(Stored data)
++++++++++++++++++++

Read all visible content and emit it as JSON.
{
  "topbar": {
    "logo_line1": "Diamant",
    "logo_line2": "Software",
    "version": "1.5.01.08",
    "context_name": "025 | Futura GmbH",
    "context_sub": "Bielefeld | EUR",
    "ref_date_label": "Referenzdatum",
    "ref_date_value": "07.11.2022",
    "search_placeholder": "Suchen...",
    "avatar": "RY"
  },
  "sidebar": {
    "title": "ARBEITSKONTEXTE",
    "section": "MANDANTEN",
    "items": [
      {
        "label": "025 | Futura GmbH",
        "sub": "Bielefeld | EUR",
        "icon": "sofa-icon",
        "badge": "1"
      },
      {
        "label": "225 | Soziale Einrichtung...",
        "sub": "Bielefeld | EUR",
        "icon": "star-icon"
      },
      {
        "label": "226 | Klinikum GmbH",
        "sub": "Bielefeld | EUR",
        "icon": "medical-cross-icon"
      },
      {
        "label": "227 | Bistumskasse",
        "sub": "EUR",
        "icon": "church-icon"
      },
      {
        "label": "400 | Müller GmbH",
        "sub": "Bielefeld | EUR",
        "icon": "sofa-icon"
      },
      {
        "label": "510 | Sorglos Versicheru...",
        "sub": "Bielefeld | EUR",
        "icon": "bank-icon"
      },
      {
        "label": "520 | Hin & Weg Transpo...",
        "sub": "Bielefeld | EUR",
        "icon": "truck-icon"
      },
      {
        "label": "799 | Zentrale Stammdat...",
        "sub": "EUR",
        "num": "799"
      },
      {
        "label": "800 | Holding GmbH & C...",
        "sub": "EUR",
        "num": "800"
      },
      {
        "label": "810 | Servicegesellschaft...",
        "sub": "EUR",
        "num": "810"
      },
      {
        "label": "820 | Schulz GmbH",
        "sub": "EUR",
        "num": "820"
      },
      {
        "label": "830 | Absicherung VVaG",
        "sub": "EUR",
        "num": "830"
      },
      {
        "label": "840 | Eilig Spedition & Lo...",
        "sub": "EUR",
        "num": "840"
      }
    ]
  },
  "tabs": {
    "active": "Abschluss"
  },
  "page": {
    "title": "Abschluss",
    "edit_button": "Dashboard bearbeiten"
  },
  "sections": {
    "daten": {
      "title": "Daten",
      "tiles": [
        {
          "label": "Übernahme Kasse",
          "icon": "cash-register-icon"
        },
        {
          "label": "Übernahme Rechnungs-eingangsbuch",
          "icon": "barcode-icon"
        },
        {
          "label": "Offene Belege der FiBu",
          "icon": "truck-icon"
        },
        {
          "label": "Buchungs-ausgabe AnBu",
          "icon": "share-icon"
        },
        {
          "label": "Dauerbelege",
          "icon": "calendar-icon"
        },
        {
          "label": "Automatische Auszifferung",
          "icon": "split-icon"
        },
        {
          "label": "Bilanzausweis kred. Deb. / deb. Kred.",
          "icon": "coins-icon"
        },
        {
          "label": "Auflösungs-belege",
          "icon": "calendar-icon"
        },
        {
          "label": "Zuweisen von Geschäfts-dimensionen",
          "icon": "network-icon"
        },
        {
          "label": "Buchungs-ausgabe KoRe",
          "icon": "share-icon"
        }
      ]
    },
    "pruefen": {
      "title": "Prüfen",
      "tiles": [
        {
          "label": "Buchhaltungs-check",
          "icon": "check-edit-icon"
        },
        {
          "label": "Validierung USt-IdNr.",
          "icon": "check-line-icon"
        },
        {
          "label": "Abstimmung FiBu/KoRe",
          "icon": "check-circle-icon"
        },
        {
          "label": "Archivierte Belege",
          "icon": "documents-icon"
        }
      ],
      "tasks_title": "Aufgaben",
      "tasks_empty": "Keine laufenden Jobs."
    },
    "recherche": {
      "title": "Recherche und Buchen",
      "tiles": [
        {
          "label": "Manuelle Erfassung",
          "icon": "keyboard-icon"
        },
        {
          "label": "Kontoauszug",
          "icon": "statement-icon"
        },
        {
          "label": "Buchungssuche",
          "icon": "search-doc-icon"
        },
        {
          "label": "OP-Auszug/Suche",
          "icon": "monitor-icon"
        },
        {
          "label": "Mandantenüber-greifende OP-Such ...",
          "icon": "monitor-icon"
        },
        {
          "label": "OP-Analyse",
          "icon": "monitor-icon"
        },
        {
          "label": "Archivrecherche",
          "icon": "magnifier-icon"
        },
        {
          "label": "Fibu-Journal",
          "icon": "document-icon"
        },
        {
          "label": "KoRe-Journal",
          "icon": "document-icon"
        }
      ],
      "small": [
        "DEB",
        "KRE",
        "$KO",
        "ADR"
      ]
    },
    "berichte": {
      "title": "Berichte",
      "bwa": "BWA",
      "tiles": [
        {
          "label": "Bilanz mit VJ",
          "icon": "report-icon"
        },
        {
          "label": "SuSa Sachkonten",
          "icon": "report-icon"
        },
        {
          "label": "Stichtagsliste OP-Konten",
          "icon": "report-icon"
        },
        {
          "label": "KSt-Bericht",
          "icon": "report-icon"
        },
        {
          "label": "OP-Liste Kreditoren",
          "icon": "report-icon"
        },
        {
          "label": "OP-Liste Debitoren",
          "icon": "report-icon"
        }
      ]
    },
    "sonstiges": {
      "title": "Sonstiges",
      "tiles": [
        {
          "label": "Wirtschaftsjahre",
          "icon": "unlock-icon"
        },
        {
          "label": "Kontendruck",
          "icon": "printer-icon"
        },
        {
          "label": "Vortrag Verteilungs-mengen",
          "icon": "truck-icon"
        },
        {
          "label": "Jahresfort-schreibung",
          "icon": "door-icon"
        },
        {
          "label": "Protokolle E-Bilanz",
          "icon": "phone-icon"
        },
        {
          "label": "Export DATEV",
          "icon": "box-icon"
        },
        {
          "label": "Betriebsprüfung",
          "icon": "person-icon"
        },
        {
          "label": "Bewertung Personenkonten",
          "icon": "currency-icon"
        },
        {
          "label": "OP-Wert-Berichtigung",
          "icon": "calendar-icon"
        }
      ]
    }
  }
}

++++++++++++++++++++

Task:
Extract the entries above verbatim.

Output for this exercise:
Read all visible content and emit it as JSON.
{
  "topbar": {
    "logo_line1": "Diamant",
    "logo_line2": "Software",
    "version": "1.5.01.08",
    "context_name": "025 | Futura GmbH",
    "context_sub": "Bielefeld | EUR",
    "ref_date_label": "Referenzdatum",
    "ref_date_value": "07.11.2022",
    "search_placeholder": "Suchen...",
    "avatar": "RY"
  },
  "sidebar": {
    "title": "ARBEITSKONTEXTE",
    "section": "MANDANTEN",
    "items": [
      {
        "label": "025 | Futura GmbH",
        "sub": "Bielefeld | EUR",
        "icon": "sofa-icon",
        "badge": "1"
      },
      {
        "label": "225 | Soziale Einrichtung...",
        "sub": "Bielefeld | EUR",
        "icon": "star-icon"
      },
      {
        "label": "226 | Klinikum GmbH",
        "sub": "Bielefeld | EUR",
        "icon": "medical-cross-icon"
      },
      {
        "label": "227 | Bistumskasse",
        "sub": "EUR",
        "icon": "church-icon"
      },
      {
        "label": "400 | Müller GmbH",
        "sub": "Bielefeld | EUR",
        "icon": "sofa-icon"
      },
      {
        "label": "510 | Sorglos Versicheru...",
        "sub": "Bielefeld | EUR",
        "icon": "bank-icon"
      },
      {
        "label": "520 | Hin & Weg Transpo...",
        "sub": "Bielefeld | EUR",
        "icon": "truck-icon"
      },
      {
        "label": "799 | Zentrale Stammdat...",
        "sub": "EUR",
        "num": "799"
      },
      {
        "label": "800 | Holding GmbH & C...",
        "sub": "EUR",
        "num": "800"
      },
      {
        "label": "810 | Servicegesellschaft...",
        "sub": "EUR",
        "num": "810"
      },
      {
        "label": "820 | Schulz GmbH",
        "sub": "EUR",
        "num": "820"
      },
      {
        "label": "830 | Absicherung VVaG",
        "sub": "EUR",
        "num": "830"
      },
      {
        "label": "840 | Eilig Spedition & Lo...",
        "sub": "EUR",
        "num": "840"
      }
    ]
  },
  "tabs": {
    "active": "Abschluss"
  },
  "page": {
    "title": "Abschluss",
    "edit_button": "Dashboard bearbeiten"
  },
  "sections": {
    "daten": {
      "title": "Daten",
      "tiles": [
        {
          "label": "Übernahme Kasse",
          "icon": "cash-register-icon"
        },
        {
          "label": "Übernahme Rechnungs-eingangsbuch",
          "icon": "barcode-icon"
        },
        {
          "label": "Offene Belege der FiBu",
          "icon": "truck-icon"
        },
        {
          "label": "Buchungs-ausgabe AnBu",
          "icon": "share-icon"
        },
        {
          "label": "Dauerbelege",
          "icon": "calendar-icon"
        },
        {
          "label": "Automatische Auszifferung",
          "icon": "split-icon"
        },
        {
          "label": "Bilanzausweis kred. Deb. / deb. Kred.",
          "icon": "coins-icon"
        },
        {
          "label": "Auflösungs-belege",
          "icon": "calendar-icon"
        },
        {
          "label": "Zuweisen von Geschäfts-dimensionen",
          "icon": "network-icon"
        },
        {
          "label": "Buchungs-ausgabe KoRe",
          "icon": "share-icon"
        }
      ]
    },
    "pruefen": {
      "title": "Prüfen",
      "tiles": [
        {
          "label": "Buchhaltungs-check",
          "icon": "check-edit-icon"
        },
        {
          "label": "Validierung USt-IdNr.",
          "icon": "check-line-icon"
        },
        {
          "label": "Abstimmung FiBu/KoRe",
          "icon": "check-circle-icon"
        },
        {
          "label": "Archivierte Belege",
          "icon": "documents-icon"
        }
      ],
      "tasks_title": "Aufgaben",
      "tasks_empty": "Keine laufenden Jobs."
    },
    "recherche": {
      "title": "Recherche und Buchen",
      "tiles": [
        {
          "label": "Manuelle Erfassung",
          "icon": "keyboard-icon"
        },
        {
          "label": "Kontoauszug",
          "icon": "statement-icon"
        },
        {
          "label": "Buchungssuche",
          "icon": "search-doc-icon"
        },
        {
          "label": "OP-Auszug/Suche",
          "icon": "monitor-icon"
        },
        {
          "label": "Mandantenüber-greifende OP-Such ...",
          "icon": "monitor-icon"
        },
        {
          "label": "OP-Analyse",
          "icon": "monitor-icon"
        },
        {
          "label": "Archivrecherche",
          "icon": "magnifier-icon"
        },
        {
          "label": "Fibu-Journal",
          "icon": "document-icon"
        },
        {
          "label": "KoRe-Journal",
          "icon": "document-icon"
        }
      ],
      "small": [
        "DEB",
        "KRE",
        "$KO",
        "ADR"
      ]
    },
    "berichte": {
      "title": "Berichte",
      "bwa": "BWA",
      "tiles": [
        {
          "label": "Bilanz mit VJ",
          "icon": "report-icon"
        },
        {
          "label": "SuSa Sachkonten",
          "icon": "report-icon"
        },
        {
          "label": "Stichtagsliste OP-Konten",
          "icon": "report-icon"
        },
        {
          "label": "KSt-Bericht",
          "icon": "report-icon"
        },
        {
          "label": "OP-Liste Kreditoren",
          "icon": "report-icon"
        },
        {
          "label": "OP-Liste Debitoren",
          "icon": "report-icon"
        }
      ]
    },
    "sonstiges": {
      "title": "Sonstiges",
      "tiles": [
        {
          "label": "Wirtschaftsjahre",
          "icon": "unlock-icon"
        },
        {
          "label": "Kontendruck",
          "icon": "printer-icon"
        },
        {
          "label": "Vortrag Verteilungs-mengen",
          "icon": "truck-icon"
        },
        {
          "label": "Jahresfort-schreibung",
          "icon": "door-icon"
        },
        {
          "label": "Protokolle E-Bilanz",
          "icon": "phone-icon"
        },
        {
          "label": "Export DATEV",
          "icon": "box-icon"
        },
        {
          "label": "Betriebsprüfung",
          "icon": "person-icon"
        },
        {
          "label": "Bewertung Personenkonten",
          "icon": "currency-icon"
        },
        {
          "label": "OP-Wert-Berichtigung",
          "icon": "calendar-icon"
        }
      ]
    }
  }
}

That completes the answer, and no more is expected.